- Task to carry out
Each entry below must be repeated word for word.

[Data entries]

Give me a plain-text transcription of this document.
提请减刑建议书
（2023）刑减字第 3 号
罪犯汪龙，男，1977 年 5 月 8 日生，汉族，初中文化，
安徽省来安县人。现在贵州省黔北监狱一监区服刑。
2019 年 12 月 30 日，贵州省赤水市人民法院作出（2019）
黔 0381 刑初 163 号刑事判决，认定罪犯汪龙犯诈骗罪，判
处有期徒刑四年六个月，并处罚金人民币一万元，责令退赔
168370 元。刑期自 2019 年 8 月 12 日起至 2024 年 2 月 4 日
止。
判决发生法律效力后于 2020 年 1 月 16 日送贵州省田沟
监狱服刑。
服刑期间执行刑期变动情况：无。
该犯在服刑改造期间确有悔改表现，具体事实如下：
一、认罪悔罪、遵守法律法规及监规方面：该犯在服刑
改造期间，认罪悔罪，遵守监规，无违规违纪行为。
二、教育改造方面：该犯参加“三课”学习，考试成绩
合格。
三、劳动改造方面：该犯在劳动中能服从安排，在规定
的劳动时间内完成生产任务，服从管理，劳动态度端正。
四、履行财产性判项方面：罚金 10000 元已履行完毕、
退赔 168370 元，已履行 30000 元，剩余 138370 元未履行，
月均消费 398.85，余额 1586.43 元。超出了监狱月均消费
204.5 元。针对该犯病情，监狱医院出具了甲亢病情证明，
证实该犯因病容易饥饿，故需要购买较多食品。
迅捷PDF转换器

- Worked answer
Give me a plain-text transcription of this document.
提请减刑建议书
（2023）刑减字第 3 号
罪犯汪龙，男，1977 年 5 月 8 日生，汉族，初中文化，
安徽省来安县人。现在贵州省黔北监狱一监区服刑。
2019 年 12 月 30 日，贵州省赤水市人民法院作出（2019）
黔 0381 刑初 163 号刑事判决，认定罪犯汪龙犯诈骗罪，判
处有期徒刑四年六个月，并处罚金人民币一万元，责令退赔
168370 元。刑期自 2019 年 8 月 12 日起至 2024 年 2 月 4 日
止。
判决发生法律效力后于 2020 年 1 月 16 日送贵州省田沟
监狱服刑。
服刑期间执行刑期变动情况：无。
该犯在服刑改造期间确有悔改表现，具体事实如下：
一、认罪悔罪、遵守法律法规及监规方面：该犯在服刑
改造期间，认罪悔罪，遵守监规，无违规违纪行为。
二、教育改造方面：该犯参加“三课”学习，考试成绩
合格。
三、劳动改造方面：该犯在劳动中能服从安排，在规定
的劳动时间内完成生产任务，服从管理，劳动态度端正。
四、履行财产性判项方面：罚金 10000 元已履行完毕、
退赔 168370 元，已履行 30000 元，剩余 138370 元未履行，
月均消费 398.85，余额 1586.43 元。超出了监狱月均消费
204.5 元。针对该犯病情，监狱医院出具了甲亢病情证明，
证实该犯因病容易饥饿，故需要购买较多食品。
迅捷PDF转换器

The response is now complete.